» **Exercise aim**
Report each line of the data that includes the word "JSON".

» **Data excerpts**
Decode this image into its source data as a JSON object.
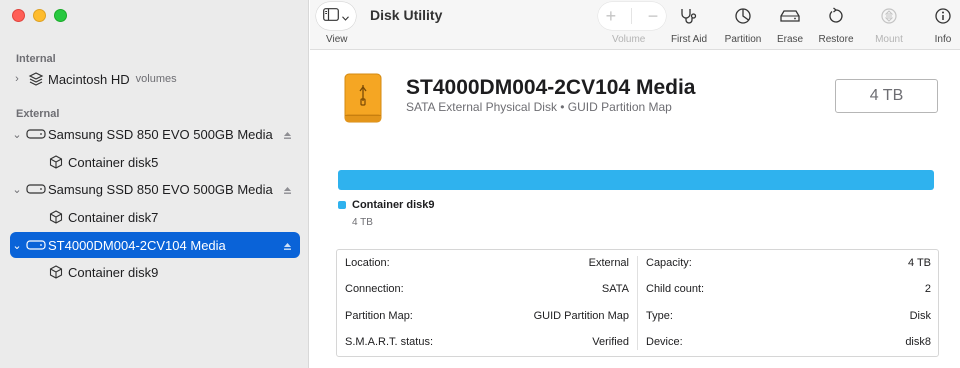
{
  "window": {
    "title": "Disk Utility"
  },
  "toolbar": {
    "view_label": "View",
    "volume_label": "Volume",
    "volume_add": "+",
    "volume_remove": "−",
    "first_aid_label": "First Aid",
    "partition_label": "Partition",
    "erase_label": "Erase",
    "restore_label": "Restore",
    "mount_label": "Mount",
    "info_label": "Info"
  },
  "sidebar": {
    "internal_header": "Internal",
    "external_header": "External",
    "internal_items": [
      {
        "label": "Macintosh HD",
        "sub": "volumes"
      }
    ],
    "external_items": [
      {
        "label": "Samsung SSD 850 EVO 500GB Media",
        "child": "Container disk5"
      },
      {
        "label": "Samsung SSD 850 EVO 500GB Media",
        "child": "Container disk7"
      },
      {
        "label": "ST4000DM004-2CV104 Media",
        "child": "Container disk9",
        "selected": true
      }
    ]
  },
  "main": {
    "disk_name": "ST4000DM004-2CV104 Media",
    "disk_desc": "SATA External Physical Disk • GUID Partition Map",
    "size": "4 TB",
    "usage": {
      "name": "Container disk9",
      "size": "4 TB",
      "fraction": 1.0,
      "color": "#2fb2ee"
    },
    "info_left": [
      {
        "key": "Location:",
        "value": "External"
      },
      {
        "key": "Connection:",
        "value": "SATA"
      },
      {
        "key": "Partition Map:",
        "value": "GUID Partition Map"
      },
      {
        "key": "S.M.A.R.T. status:",
        "value": "Verified"
      }
    ],
    "info_right": [
      {
        "key": "Capacity:",
        "value": "4 TB"
      },
      {
        "key": "Child count:",
        "value": "2"
      },
      {
        "key": "Type:",
        "value": "Disk"
      },
      {
        "key": "Device:",
        "value": "disk8"
      }
    ]
  },
  "colors": {
    "accent": "#0a63d8",
    "usage": "#2fb2ee",
    "disk_icon": "#f5a623"
  }
}
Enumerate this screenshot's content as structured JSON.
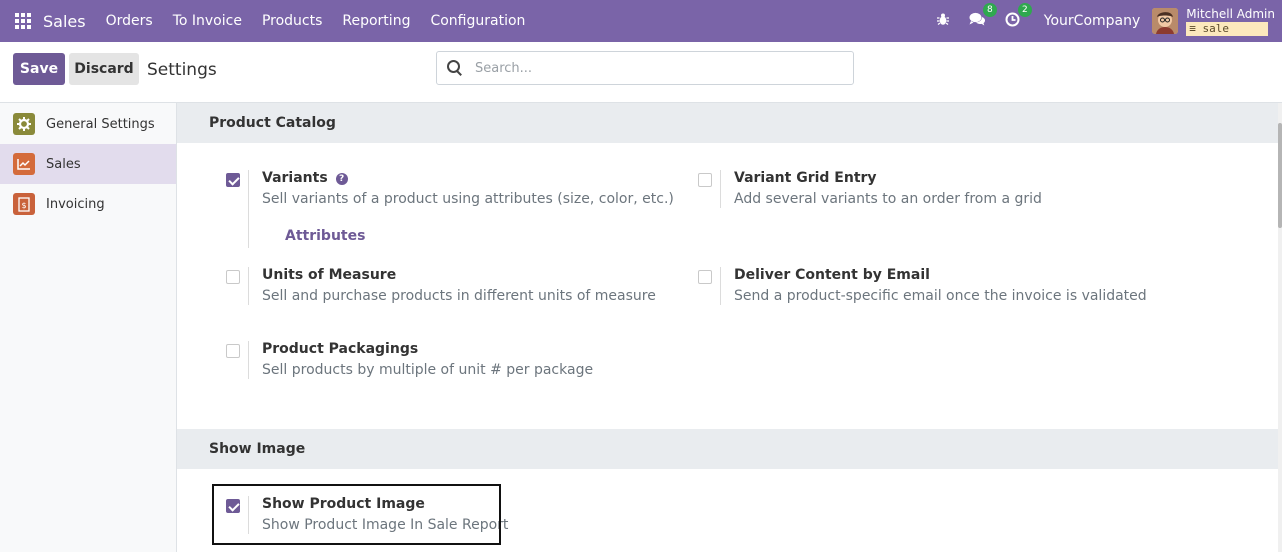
{
  "navbar": {
    "app_name": "Sales",
    "menus": [
      "Orders",
      "To Invoice",
      "Products",
      "Reporting",
      "Configuration"
    ],
    "messages_count": "8",
    "activities_count": "2",
    "company": "YourCompany",
    "user_name": "Mitchell Admin",
    "database": "sale"
  },
  "control_panel": {
    "save_label": "Save",
    "discard_label": "Discard",
    "title": "Settings",
    "search_placeholder": "Search..."
  },
  "sidebar": {
    "items": [
      {
        "label": "General Settings",
        "icon": "gear-icon",
        "color": "#8a8a3a",
        "active": false
      },
      {
        "label": "Sales",
        "icon": "chart-icon",
        "color": "#d46b3b",
        "active": true
      },
      {
        "label": "Invoicing",
        "icon": "invoice-icon",
        "color": "#c9623b",
        "active": false
      }
    ]
  },
  "sections": {
    "product_catalog": {
      "title": "Product Catalog",
      "variants": {
        "name": "Variants",
        "desc": "Sell variants of a product using attributes (size, color, etc.)",
        "checked": true,
        "link": "Attributes"
      },
      "variant_grid": {
        "name": "Variant Grid Entry",
        "desc": "Add several variants to an order from a grid",
        "checked": false
      },
      "uom": {
        "name": "Units of Measure",
        "desc": "Sell and purchase products in different units of measure",
        "checked": false
      },
      "deliver_email": {
        "name": "Deliver Content by Email",
        "desc": "Send a product-specific email once the invoice is validated",
        "checked": false
      },
      "packagings": {
        "name": "Product Packagings",
        "desc": "Sell products by multiple of unit # per package",
        "checked": false
      }
    },
    "show_image": {
      "title": "Show Image",
      "product_image": {
        "name": "Show Product Image",
        "desc": "Show Product Image In Sale Report",
        "checked": true
      }
    }
  },
  "colors": {
    "navbar": "#7a64a8",
    "primary": "#6e5a96",
    "active_sidebar": "#e2dced"
  }
}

» **The solution**
Decode this image into its source data as a JSON object.
Enumerate this screenshot's content as structured JSON.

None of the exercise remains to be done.